== Your task ==
Word for word, repeat the lines of the records from the one containing "What does this" through the last line, both included.

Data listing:
┌──

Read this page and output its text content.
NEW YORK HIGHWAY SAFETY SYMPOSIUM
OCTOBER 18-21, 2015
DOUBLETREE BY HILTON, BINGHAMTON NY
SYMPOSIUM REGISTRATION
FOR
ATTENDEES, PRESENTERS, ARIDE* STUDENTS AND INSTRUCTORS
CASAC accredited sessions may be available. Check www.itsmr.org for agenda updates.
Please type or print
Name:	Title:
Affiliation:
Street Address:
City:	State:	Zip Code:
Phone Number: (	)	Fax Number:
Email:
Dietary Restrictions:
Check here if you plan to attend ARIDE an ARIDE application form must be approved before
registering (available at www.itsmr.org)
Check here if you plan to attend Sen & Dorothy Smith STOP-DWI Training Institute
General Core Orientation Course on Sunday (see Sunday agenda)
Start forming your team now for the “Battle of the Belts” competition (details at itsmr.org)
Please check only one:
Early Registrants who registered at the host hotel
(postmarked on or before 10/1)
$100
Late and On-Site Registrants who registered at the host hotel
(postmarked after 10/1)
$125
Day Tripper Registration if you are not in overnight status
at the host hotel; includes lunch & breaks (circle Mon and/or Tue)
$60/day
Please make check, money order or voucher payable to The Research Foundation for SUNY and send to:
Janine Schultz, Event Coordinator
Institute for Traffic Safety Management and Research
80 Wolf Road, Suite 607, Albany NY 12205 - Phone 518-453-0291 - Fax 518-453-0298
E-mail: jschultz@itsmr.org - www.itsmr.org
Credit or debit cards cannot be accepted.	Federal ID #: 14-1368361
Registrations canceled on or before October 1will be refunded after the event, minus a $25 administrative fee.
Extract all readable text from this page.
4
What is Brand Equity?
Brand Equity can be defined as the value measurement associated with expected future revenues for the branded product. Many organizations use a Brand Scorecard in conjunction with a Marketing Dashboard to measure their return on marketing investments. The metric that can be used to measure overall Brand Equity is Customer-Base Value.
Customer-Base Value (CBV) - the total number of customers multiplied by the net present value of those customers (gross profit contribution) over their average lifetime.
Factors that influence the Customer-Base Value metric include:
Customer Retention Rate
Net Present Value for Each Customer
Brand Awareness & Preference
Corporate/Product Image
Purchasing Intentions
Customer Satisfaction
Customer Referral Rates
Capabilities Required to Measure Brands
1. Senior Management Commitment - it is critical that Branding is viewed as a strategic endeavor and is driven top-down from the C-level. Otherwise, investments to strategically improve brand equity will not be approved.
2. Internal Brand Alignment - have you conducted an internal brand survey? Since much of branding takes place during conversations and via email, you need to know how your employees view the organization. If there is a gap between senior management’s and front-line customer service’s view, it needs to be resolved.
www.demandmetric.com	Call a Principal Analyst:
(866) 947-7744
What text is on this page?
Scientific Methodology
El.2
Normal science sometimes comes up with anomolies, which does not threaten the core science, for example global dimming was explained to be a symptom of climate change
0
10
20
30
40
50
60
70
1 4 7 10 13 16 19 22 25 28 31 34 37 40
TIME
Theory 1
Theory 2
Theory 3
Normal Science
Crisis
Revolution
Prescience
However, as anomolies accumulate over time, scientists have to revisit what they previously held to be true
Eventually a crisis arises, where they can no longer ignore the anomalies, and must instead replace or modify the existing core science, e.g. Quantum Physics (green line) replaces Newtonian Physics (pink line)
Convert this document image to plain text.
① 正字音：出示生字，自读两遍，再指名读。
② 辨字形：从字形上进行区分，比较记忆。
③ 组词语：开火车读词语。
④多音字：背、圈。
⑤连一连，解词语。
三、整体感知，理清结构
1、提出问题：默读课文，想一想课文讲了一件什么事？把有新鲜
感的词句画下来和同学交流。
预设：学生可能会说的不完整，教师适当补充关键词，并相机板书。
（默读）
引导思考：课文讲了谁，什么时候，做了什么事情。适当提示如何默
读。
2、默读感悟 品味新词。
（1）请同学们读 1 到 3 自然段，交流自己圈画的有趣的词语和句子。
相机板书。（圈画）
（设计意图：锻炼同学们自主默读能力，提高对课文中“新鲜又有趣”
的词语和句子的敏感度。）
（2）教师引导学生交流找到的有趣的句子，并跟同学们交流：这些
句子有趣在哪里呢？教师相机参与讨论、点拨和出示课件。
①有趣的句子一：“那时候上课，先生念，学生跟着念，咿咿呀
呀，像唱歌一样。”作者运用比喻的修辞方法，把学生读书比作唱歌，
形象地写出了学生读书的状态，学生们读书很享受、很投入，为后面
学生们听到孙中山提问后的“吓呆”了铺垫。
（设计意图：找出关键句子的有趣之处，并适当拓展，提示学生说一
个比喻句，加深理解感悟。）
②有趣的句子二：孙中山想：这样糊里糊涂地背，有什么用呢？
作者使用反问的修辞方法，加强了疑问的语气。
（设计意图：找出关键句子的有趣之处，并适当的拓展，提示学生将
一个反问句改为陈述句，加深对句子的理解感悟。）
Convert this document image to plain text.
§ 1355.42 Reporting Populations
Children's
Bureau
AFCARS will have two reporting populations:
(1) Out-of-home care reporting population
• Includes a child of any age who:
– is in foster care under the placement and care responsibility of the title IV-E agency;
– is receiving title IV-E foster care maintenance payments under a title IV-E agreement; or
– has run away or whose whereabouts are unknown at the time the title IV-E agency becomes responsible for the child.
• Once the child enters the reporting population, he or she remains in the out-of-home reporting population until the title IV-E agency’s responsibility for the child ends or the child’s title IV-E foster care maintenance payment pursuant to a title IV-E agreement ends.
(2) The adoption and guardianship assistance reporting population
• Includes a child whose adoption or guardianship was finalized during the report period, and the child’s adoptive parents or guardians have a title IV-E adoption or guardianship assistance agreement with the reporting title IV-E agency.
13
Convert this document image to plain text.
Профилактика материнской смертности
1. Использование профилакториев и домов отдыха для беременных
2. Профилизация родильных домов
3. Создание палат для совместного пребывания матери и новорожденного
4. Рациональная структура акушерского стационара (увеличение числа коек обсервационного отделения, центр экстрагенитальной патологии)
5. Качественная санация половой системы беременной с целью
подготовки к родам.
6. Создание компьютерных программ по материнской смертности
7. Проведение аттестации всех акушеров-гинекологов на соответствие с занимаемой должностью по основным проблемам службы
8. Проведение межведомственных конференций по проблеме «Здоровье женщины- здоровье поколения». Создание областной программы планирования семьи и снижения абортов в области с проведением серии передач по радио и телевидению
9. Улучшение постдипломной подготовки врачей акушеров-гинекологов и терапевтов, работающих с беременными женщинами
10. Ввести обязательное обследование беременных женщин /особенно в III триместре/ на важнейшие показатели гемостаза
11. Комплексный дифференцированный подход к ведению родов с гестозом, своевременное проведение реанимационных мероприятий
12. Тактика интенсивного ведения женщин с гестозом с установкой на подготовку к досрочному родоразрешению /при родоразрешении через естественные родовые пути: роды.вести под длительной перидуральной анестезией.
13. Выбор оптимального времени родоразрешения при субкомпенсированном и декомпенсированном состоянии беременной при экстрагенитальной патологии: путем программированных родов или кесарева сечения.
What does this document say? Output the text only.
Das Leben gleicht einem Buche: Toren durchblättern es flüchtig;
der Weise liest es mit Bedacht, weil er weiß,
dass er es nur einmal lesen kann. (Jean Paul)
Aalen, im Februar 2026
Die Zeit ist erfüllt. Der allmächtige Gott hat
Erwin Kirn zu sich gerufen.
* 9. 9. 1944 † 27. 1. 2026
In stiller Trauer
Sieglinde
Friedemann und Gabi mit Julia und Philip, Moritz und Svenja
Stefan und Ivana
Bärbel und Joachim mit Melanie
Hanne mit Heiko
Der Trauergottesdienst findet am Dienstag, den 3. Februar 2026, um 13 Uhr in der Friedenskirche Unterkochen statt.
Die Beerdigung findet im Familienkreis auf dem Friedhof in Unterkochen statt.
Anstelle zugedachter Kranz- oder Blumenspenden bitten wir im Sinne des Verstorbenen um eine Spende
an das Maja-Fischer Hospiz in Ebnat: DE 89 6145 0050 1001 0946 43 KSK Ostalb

└──

== Result for this task ==
What does this document say? Output the text only.
Das Leben gleicht einem Buche: Toren durchblättern es flüchtig;
der Weise liest es mit Bedacht, weil er weiß,
dass er es nur einmal lesen kann. (Jean Paul)
Aalen, im Februar 2026
Die Zeit ist erfüllt. Der allmächtige Gott hat
Erwin Kirn zu sich gerufen.
* 9. 9. 1944 † 27. 1. 2026
In stiller Trauer
Sieglinde
Friedemann und Gabi mit Julia und Philip, Moritz und Svenja
Stefan und Ivana
Bärbel und Joachim mit Melanie
Hanne mit Heiko
Der Trauergottesdienst findet am Dienstag, den 3. Februar 2026, um 13 Uhr in der Friedenskirche Unterkochen statt.
Die Beerdigung findet im Familienkreis auf dem Friedhof in Unterkochen statt.
Anstelle zugedachter Kranz- oder Blumenspenden bitten wir im Sinne des Verstorbenen um eine Spende
an das Maja-Fischer Hospiz in Ebnat: DE 89 6145 0050 1001 0946 43 KSK Ostalb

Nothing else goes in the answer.